■ **WRITTEN EXERCISE**
Omit all images, then return the remaining material exactly as it stands.

Structured figure records

— begin —

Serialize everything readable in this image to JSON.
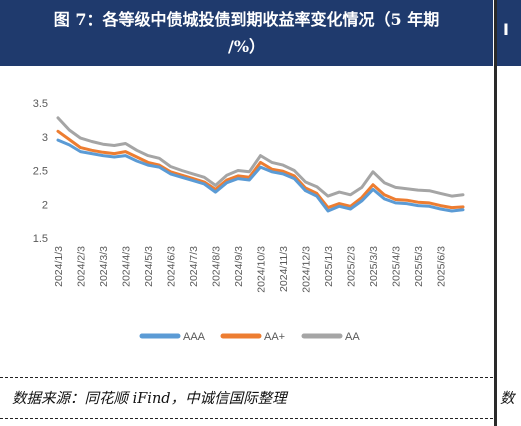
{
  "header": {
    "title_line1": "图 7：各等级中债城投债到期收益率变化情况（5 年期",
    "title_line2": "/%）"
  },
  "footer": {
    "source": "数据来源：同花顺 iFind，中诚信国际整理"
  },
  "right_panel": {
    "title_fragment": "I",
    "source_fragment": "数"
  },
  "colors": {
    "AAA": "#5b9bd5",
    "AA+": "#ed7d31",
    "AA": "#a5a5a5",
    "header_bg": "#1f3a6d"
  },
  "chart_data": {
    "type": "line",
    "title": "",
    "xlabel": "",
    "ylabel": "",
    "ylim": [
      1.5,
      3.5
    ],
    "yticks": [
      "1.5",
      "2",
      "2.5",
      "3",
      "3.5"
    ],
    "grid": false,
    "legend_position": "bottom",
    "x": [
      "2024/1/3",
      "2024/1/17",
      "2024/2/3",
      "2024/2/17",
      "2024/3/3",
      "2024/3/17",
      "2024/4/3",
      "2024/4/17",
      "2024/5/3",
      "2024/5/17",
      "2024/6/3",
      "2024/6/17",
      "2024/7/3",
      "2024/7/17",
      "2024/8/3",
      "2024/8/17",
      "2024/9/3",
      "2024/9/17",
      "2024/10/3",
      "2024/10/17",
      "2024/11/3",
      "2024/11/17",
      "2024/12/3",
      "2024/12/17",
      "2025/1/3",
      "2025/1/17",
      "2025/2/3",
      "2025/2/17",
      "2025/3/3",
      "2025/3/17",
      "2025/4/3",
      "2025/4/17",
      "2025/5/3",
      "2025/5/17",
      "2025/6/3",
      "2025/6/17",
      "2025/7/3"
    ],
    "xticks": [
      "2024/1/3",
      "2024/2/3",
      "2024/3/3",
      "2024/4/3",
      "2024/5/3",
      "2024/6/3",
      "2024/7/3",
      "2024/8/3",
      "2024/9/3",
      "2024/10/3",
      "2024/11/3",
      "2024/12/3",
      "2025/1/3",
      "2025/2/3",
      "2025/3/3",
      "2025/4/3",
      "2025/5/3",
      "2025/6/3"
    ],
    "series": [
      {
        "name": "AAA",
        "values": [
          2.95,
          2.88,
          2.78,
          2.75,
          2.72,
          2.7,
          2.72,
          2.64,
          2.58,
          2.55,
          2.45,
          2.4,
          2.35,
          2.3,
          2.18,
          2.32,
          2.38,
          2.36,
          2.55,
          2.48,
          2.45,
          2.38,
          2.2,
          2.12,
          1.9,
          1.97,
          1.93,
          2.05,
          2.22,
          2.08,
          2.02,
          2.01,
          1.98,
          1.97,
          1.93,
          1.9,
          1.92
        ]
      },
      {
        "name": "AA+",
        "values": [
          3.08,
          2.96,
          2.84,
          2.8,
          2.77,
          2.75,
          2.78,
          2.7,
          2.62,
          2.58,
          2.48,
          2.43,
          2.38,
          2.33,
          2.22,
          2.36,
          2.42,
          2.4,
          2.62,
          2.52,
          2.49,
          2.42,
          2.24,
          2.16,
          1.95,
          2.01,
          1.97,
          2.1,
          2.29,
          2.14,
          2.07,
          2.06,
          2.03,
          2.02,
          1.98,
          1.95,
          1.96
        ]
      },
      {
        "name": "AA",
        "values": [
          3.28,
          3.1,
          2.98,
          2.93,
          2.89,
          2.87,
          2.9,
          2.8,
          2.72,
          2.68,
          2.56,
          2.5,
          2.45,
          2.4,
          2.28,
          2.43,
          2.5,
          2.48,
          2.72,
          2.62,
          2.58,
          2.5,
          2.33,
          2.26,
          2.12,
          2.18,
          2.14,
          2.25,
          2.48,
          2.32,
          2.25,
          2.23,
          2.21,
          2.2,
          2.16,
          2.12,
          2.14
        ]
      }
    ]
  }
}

— end —

■ **EXERCISE ANSWER**
Serialize everything readable in this image to JSON.
{
  "header": {
    "title_line1": "图 7：各等级中债城投债到期收益率变化情况（5 年期",
    "title_line2": "/%）"
  },
  "footer": {
    "source": "数据来源：同花顺 iFind，中诚信国际整理"
  },
  "right_panel": {
    "title_fragment": "I",
    "source_fragment": "数"
  },
  "colors": {
    "AAA": "#5b9bd5",
    "AA+": "#ed7d31",
    "AA": "#a5a5a5",
    "header_bg": "#1f3a6d"
  },
  "chart_data": {
    "type": "line",
    "title": "",
    "xlabel": "",
    "ylabel": "",
    "ylim": [
      1.5,
      3.5
    ],
    "yticks": [
      "1.5",
      "2",
      "2.5",
      "3",
      "3.5"
    ],
    "grid": false,
    "legend_position": "bottom",
    "x": [
      "2024/1/3",
      "2024/1/17",
      "2024/2/3",
      "2024/2/17",
      "2024/3/3",
      "2024/3/17",
      "2024/4/3",
      "2024/4/17",
      "2024/5/3",
      "2024/5/17",
      "2024/6/3",
      "2024/6/17",
      "2024/7/3",
      "2024/7/17",
      "2024/8/3",
      "2024/8/17",
      "2024/9/3",
      "2024/9/17",
      "2024/10/3",
      "2024/10/17",
      "2024/11/3",
      "2024/11/17",
      "2024/12/3",
      "2024/12/17",
      "2025/1/3",
      "2025/1/17",
      "2025/2/3",
      "2025/2/17",
      "2025/3/3",
      "2025/3/17",
      "2025/4/3",
      "2025/4/17",
      "2025/5/3",
      "2025/5/17",
      "2025/6/3",
      "2025/6/17",
      "2025/7/3"
    ],
    "xticks": [
      "2024/1/3",
      "2024/2/3",
      "2024/3/3",
      "2024/4/3",
      "2024/5/3",
      "2024/6/3",
      "2024/7/3",
      "2024/8/3",
      "2024/9/3",
      "2024/10/3",
      "2024/11/3",
      "2024/12/3",
      "2025/1/3",
      "2025/2/3",
      "2025/3/3",
      "2025/4/3",
      "2025/5/3",
      "2025/6/3"
    ],
    "series": [
      {
        "name": "AAA",
        "values": [
          2.95,
          2.88,
          2.78,
          2.75,
          2.72,
          2.7,
          2.72,
          2.64,
          2.58,
          2.55,
          2.45,
          2.4,
          2.35,
          2.3,
          2.18,
          2.32,
          2.38,
          2.36,
          2.55,
          2.48,
          2.45,
          2.38,
          2.2,
          2.12,
          1.9,
          1.97,
          1.93,
          2.05,
          2.22,
          2.08,
          2.02,
          2.01,
          1.98,
          1.97,
          1.93,
          1.9,
          1.92
        ]
      },
      {
        "name": "AA+",
        "values": [
          3.08,
          2.96,
          2.84,
          2.8,
          2.77,
          2.75,
          2.78,
          2.7,
          2.62,
          2.58,
          2.48,
          2.43,
          2.38,
          2.33,
          2.22,
          2.36,
          2.42,
          2.4,
          2.62,
          2.52,
          2.49,
          2.42,
          2.24,
          2.16,
          1.95,
          2.01,
          1.97,
          2.1,
          2.29,
          2.14,
          2.07,
          2.06,
          2.03,
          2.02,
          1.98,
          1.95,
          1.96
        ]
      },
      {
        "name": "AA",
        "values": [
          3.28,
          3.1,
          2.98,
          2.93,
          2.89,
          2.87,
          2.9,
          2.8,
          2.72,
          2.68,
          2.56,
          2.5,
          2.45,
          2.4,
          2.28,
          2.43,
          2.5,
          2.48,
          2.72,
          2.62,
          2.58,
          2.5,
          2.33,
          2.26,
          2.12,
          2.18,
          2.14,
          2.25,
          2.48,
          2.32,
          2.25,
          2.23,
          2.21,
          2.2,
          2.16,
          2.12,
          2.14
        ]
      }
    ]
  }
}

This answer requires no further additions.